Instrução:
Transcreva literalmente o trecho do texto sobre o massacre em Orlando que vai de "Por isso, Mateen, que" até "com grupos islâmicos.".

Estado vigia obsessivamente os muçulmanos. Mas faz vistas grossas
a centenas de grupos que pregam ou praticam violência contra minorias.
Por isso, Mateen, que matou 49, pôde agir com liberdade
Por Reginaldo Nasser
Dias após a tragédia em Orlando, continuam as investigações policiais
na esperança de que possa surgir algum detalhe esclarecedor sobre os
motivos que levaram Omar Mateen a cometer massacre na boate LGBT.
Sabe-se que Mateen esteve sob vigilância do FBI, em 2013, por ter feito
comentários “suspeitos”, após ser “ridicularizado” por sua origem
muçulmana. De acordo com as autoridades do FBI, Mateen manifestou
simpatia em relação a grupos terroristas, mas a suspeita foi descartada
depois que o FBI concluiu que não representava uma ameaça, já que não
havia nenhum laço concreto com grupos islâmicos.

Dados fornecidos:
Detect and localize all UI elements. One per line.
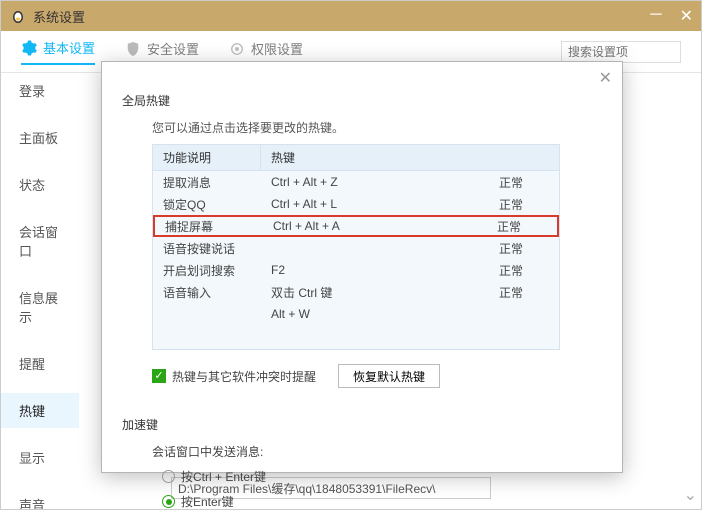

Resposta:
Por isso, Mateen, que matou 49, pôde agir com liberdade
Por Reginaldo Nasser
Dias após a tragédia em Orlando, continuam as investigações policiais
na esperança de que possa surgir algum detalhe esclarecedor sobre os
motivos que levaram Omar Mateen a cometer massacre na boate LGBT.
Sabe-se que Mateen esteve sob vigilância do FBI, em 2013, por ter feito
comentários “suspeitos”, após ser “ridicularizado” por sua origem
muçulmana. De acordo com as autoridades do FBI, Mateen manifestou
simpatia em relação a grupos terroristas, mas a suspeita foi descartada
depois que o FBI concluiu que não representava uma ameaça, já que não
havia nenhum laço concreto com grupos islâmicos.